Work required:
State how many lines of the entries include the string "ARPU", please, leaving out everything but the number.

Data section:
START

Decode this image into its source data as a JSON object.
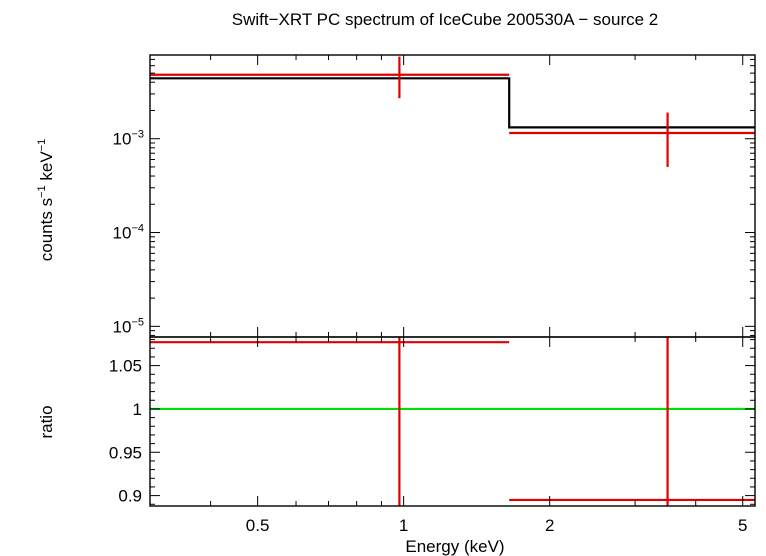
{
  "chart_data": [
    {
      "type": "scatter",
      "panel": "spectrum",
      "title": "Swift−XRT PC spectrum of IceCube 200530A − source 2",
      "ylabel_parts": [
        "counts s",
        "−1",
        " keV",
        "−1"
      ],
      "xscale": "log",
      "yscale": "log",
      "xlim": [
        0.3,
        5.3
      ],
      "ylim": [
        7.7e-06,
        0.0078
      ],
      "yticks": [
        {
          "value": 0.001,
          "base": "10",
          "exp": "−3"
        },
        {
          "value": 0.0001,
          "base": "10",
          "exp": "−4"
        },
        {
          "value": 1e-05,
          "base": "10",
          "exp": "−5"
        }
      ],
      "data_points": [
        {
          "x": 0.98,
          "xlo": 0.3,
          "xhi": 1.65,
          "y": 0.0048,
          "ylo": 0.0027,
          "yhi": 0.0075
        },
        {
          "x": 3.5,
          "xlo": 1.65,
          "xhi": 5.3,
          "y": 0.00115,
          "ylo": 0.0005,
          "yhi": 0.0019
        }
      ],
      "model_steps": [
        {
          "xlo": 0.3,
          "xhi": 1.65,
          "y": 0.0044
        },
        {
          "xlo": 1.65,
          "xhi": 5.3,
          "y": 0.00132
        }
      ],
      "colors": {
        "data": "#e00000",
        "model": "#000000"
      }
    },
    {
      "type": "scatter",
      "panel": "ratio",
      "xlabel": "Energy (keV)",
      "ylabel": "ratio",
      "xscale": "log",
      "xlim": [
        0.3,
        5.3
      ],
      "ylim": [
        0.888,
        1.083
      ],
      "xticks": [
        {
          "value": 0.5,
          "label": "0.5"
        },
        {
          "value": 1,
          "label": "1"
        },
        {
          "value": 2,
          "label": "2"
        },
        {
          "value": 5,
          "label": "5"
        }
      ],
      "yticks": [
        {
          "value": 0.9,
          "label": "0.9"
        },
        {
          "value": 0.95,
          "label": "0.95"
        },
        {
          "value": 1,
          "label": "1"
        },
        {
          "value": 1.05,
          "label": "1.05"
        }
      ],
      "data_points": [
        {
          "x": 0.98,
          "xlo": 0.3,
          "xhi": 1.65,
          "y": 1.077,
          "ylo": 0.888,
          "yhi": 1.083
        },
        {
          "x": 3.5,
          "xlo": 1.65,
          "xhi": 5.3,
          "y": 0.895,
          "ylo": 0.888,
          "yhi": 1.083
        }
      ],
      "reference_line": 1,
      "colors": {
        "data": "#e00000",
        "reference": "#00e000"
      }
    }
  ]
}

END
START

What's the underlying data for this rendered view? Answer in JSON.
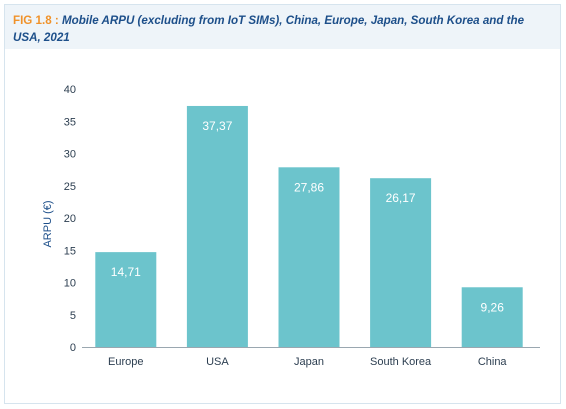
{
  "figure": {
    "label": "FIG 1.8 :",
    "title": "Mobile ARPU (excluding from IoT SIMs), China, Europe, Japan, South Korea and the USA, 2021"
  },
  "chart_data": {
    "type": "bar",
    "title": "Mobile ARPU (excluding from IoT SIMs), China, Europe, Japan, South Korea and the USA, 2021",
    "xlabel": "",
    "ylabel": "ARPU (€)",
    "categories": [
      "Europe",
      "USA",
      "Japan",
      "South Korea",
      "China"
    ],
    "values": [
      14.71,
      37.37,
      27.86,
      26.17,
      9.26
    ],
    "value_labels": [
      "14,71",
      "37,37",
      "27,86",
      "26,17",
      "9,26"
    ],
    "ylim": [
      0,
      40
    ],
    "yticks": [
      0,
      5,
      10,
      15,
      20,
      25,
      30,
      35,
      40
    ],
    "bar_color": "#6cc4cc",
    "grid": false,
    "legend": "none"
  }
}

END
START

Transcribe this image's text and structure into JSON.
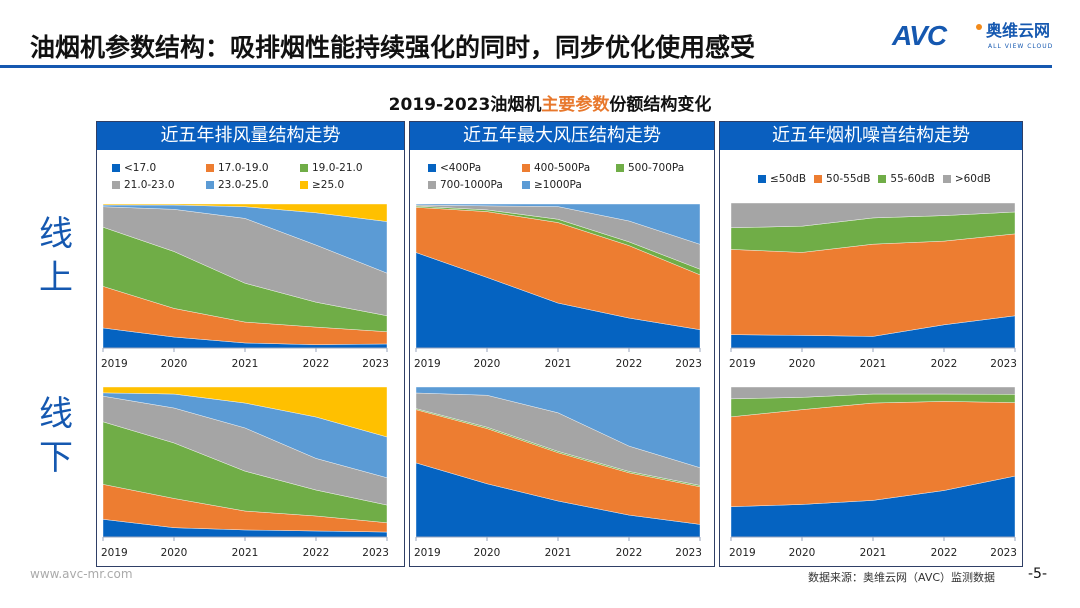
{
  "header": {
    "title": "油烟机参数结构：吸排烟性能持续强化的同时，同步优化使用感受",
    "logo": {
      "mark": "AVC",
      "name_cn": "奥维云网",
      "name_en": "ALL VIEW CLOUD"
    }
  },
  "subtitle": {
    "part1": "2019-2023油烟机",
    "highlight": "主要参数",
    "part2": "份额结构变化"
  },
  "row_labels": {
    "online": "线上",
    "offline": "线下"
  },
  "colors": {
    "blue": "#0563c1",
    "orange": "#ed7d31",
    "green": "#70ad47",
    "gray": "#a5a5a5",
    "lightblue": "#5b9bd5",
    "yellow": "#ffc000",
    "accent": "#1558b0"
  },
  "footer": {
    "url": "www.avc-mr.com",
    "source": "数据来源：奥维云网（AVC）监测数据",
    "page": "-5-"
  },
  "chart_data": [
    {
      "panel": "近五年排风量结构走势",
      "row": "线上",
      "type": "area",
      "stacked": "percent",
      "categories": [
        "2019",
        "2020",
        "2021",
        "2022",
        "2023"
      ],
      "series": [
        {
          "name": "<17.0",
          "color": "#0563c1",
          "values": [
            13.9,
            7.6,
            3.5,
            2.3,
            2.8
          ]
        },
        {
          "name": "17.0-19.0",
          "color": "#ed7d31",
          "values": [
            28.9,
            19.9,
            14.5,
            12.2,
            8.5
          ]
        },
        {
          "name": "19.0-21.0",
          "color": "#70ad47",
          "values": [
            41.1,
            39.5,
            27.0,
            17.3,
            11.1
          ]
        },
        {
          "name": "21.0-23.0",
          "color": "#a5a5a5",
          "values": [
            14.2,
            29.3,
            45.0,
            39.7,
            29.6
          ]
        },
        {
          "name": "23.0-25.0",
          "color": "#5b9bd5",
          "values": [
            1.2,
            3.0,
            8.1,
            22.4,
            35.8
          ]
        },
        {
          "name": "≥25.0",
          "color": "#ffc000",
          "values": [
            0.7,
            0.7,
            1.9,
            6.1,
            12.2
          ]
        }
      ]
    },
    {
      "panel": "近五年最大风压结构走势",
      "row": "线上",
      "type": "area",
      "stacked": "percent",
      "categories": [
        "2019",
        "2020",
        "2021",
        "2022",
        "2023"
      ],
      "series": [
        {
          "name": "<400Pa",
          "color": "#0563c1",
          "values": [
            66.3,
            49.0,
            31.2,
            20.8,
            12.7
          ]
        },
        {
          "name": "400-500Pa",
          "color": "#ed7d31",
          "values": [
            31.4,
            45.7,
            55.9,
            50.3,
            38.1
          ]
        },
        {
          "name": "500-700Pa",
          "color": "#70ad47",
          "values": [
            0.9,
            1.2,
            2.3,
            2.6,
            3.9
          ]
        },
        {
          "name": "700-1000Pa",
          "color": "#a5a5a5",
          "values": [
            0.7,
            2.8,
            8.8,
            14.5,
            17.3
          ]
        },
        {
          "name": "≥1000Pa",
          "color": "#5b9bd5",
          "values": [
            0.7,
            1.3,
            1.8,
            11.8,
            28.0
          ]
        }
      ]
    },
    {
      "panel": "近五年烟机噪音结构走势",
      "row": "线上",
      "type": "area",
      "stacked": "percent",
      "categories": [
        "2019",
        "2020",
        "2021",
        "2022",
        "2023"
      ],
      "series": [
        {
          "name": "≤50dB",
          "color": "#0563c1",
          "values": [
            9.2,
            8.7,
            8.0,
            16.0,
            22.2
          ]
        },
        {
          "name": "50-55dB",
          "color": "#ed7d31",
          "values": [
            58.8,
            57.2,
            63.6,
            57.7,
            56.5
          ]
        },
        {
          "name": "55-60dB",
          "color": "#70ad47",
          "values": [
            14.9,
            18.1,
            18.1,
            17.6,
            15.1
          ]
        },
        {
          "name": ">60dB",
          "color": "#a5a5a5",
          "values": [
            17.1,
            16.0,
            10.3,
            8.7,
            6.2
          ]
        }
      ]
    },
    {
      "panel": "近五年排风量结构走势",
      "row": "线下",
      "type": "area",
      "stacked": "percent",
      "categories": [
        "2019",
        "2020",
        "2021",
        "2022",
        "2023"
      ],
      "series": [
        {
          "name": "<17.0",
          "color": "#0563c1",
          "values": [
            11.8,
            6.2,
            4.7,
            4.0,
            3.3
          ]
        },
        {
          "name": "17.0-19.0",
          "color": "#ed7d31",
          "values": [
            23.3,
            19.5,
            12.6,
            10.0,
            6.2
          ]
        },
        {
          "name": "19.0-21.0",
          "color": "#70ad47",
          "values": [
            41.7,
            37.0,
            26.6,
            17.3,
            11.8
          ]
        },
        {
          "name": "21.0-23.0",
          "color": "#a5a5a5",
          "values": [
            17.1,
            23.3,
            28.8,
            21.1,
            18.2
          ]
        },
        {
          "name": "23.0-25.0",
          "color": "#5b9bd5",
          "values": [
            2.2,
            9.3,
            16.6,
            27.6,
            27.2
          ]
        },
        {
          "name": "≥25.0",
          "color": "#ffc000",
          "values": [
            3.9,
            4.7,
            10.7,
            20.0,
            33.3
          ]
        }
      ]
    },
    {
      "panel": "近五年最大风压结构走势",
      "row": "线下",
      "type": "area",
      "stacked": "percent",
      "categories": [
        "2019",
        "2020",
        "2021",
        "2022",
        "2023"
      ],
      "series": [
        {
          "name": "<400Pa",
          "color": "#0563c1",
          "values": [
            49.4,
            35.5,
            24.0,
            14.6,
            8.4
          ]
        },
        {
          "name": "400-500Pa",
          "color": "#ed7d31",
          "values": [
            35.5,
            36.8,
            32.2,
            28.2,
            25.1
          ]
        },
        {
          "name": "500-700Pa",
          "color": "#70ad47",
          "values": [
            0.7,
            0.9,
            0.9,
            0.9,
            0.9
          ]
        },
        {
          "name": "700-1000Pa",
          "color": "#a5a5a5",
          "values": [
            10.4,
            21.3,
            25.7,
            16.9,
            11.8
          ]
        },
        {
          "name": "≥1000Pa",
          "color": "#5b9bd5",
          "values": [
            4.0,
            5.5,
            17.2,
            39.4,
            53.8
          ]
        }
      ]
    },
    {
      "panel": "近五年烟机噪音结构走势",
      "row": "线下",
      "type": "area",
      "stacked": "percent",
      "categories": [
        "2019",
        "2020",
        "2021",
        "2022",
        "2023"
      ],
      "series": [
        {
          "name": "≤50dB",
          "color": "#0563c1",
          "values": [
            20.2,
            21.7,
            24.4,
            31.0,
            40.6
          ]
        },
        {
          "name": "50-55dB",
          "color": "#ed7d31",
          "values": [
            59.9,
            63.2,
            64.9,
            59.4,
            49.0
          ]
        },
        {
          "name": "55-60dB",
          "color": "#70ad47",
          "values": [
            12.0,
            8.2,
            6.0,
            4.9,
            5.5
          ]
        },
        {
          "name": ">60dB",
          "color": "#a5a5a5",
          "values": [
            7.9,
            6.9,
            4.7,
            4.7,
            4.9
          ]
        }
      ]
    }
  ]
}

END

Correct result:
3